*DESCRIPTION OF THE TASK*.
Copy the records word for word, starting at the first line and stopping after the line that contains "caption two xyxy=(334,550,406,606)".

(Stored entries)
## start

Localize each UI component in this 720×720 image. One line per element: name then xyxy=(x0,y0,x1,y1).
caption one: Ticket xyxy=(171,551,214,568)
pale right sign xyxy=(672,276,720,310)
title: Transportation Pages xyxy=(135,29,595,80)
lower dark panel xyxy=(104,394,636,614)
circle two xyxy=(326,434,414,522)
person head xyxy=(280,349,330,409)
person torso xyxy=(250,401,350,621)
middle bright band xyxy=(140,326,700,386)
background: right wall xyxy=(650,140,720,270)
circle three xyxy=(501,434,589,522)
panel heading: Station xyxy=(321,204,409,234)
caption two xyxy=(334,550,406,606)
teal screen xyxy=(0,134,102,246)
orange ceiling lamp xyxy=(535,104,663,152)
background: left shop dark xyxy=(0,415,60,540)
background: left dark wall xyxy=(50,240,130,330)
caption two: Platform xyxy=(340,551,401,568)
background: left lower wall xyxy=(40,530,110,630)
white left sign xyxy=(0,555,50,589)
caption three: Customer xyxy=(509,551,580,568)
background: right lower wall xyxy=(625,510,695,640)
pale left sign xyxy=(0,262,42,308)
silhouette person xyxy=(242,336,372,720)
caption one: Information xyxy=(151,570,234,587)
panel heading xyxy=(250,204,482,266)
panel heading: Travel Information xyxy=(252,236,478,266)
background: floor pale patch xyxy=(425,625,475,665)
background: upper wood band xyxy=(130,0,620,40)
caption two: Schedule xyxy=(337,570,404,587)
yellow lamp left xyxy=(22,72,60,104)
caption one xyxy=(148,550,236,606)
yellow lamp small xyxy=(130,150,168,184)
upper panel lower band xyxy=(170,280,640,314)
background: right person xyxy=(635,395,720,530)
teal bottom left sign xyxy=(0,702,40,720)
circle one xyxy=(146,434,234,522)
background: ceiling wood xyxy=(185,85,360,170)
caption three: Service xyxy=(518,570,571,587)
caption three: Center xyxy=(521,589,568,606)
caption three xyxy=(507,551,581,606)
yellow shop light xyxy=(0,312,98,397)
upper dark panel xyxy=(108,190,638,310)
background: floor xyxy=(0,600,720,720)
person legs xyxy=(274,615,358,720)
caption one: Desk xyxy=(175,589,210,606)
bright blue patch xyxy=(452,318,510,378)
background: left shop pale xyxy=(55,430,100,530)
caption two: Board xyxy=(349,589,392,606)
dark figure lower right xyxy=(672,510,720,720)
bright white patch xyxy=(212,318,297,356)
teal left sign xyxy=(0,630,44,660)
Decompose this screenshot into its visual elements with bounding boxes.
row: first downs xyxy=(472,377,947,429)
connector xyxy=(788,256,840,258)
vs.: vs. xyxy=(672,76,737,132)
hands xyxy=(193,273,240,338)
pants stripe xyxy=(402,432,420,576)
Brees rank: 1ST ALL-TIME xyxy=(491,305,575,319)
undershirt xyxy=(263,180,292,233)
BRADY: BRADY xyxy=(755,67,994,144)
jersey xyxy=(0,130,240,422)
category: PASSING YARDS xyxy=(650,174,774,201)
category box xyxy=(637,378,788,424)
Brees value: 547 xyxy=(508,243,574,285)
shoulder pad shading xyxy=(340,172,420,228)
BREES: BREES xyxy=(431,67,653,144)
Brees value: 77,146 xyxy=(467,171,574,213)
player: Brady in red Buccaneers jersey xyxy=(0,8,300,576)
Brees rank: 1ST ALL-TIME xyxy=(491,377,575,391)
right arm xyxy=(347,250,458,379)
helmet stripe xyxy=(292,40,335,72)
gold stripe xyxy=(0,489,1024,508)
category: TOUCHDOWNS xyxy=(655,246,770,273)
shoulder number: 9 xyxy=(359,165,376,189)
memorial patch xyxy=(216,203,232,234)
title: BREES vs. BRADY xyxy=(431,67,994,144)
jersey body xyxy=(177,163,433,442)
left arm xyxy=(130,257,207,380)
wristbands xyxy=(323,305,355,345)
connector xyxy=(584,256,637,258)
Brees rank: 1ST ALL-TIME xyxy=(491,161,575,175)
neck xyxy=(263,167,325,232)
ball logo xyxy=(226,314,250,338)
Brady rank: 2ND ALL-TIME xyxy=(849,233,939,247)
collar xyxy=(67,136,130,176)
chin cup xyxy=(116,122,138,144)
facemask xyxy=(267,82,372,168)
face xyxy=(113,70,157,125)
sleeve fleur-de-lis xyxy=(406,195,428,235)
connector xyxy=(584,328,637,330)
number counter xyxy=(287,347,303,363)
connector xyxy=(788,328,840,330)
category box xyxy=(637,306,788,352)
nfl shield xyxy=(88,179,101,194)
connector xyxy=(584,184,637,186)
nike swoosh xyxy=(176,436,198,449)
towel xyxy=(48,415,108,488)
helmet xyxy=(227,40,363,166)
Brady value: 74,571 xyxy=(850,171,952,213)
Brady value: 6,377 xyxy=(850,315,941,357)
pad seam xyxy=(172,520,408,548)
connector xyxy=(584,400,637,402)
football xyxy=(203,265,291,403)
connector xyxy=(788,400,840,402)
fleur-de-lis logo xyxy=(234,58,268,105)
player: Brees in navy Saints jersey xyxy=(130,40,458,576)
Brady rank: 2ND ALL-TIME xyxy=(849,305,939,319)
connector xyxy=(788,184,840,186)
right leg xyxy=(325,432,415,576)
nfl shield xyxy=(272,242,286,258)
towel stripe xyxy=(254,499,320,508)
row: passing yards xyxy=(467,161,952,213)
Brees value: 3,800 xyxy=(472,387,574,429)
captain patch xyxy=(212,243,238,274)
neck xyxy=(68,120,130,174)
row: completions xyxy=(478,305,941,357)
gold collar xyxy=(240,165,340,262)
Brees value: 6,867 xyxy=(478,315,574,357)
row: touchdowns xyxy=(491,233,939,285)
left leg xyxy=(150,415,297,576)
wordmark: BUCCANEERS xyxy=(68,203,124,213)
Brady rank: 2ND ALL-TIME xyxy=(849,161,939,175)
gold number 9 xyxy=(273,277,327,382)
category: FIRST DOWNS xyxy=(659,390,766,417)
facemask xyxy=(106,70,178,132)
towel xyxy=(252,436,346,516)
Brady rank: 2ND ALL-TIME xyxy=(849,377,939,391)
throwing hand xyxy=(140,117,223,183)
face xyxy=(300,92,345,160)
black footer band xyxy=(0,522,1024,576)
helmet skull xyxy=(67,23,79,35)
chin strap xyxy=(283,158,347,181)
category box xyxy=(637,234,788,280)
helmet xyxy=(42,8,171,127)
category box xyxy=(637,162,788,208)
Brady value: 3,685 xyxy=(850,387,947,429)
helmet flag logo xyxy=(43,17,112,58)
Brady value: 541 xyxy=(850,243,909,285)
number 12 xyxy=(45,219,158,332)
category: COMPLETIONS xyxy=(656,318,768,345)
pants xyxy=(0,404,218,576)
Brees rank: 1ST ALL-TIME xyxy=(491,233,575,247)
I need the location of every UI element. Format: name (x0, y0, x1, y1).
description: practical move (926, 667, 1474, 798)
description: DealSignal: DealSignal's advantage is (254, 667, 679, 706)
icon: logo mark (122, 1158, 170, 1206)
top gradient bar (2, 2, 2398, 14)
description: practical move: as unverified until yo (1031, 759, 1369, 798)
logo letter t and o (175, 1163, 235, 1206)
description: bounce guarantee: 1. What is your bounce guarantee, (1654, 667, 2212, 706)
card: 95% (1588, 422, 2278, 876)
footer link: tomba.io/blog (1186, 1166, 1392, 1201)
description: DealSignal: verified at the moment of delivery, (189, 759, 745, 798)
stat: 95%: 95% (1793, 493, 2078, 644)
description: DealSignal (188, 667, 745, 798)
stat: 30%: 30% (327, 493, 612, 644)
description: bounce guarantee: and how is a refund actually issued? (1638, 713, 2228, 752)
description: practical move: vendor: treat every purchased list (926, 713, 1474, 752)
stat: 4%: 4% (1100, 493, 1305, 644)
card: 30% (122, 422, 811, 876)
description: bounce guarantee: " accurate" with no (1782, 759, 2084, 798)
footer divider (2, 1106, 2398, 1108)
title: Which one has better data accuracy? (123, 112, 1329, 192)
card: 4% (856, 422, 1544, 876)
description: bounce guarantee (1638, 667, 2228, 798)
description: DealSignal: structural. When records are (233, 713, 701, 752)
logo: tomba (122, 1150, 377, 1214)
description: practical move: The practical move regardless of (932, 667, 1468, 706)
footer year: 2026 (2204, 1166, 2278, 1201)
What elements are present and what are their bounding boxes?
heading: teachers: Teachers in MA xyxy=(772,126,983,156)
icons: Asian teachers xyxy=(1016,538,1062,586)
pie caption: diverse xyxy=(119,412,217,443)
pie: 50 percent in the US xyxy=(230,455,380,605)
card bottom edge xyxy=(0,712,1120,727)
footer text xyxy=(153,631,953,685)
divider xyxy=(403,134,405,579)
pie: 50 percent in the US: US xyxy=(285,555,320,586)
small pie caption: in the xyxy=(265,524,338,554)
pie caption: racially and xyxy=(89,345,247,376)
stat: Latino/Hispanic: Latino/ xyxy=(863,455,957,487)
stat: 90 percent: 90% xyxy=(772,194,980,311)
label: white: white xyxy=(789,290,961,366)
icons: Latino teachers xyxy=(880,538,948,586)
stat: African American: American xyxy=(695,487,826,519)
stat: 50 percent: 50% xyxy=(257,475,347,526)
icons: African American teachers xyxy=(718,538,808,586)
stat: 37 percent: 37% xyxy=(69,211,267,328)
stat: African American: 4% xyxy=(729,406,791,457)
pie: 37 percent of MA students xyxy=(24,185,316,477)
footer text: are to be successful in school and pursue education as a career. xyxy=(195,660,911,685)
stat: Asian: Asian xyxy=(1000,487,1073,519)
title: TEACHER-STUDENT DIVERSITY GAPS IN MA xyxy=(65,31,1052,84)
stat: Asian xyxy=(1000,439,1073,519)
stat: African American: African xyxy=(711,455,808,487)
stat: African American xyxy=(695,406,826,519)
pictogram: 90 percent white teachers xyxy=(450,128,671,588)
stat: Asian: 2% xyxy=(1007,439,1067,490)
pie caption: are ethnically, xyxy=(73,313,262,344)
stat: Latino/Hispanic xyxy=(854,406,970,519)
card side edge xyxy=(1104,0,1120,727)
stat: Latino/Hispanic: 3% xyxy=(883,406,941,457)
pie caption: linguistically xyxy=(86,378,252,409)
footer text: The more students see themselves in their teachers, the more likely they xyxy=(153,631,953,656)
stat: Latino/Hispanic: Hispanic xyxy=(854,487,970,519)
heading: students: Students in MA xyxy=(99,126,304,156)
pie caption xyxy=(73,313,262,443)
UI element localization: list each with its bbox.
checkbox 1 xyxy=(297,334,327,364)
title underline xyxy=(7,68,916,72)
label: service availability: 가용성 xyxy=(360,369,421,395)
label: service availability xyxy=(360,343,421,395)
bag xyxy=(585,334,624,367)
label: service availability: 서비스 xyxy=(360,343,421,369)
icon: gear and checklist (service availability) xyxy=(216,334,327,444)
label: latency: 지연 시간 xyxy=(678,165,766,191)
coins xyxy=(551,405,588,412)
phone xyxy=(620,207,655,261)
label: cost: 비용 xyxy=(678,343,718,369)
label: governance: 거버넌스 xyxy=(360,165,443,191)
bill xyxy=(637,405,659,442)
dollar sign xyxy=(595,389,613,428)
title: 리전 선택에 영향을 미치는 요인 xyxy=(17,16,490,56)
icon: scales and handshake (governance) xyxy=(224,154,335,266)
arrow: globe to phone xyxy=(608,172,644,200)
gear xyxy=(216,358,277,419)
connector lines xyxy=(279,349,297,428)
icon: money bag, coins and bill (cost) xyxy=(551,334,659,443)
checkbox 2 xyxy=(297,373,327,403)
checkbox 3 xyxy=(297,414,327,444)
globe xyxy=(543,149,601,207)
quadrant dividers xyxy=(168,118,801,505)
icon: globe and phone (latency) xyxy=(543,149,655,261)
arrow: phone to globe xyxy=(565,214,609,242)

## end

*SOLUTION*.
Localize each UI component in this 720×720 image. One line per element: name then xyxy=(x0,y0,x1,y1).
caption one: Ticket xyxy=(171,551,214,568)
pale right sign xyxy=(672,276,720,310)
title: Transportation Pages xyxy=(135,29,595,80)
lower dark panel xyxy=(104,394,636,614)
circle two xyxy=(326,434,414,522)
person head xyxy=(280,349,330,409)
person torso xyxy=(250,401,350,621)
middle bright band xyxy=(140,326,700,386)
background: right wall xyxy=(650,140,720,270)
circle three xyxy=(501,434,589,522)
panel heading: Station xyxy=(321,204,409,234)
caption two xyxy=(334,550,406,606)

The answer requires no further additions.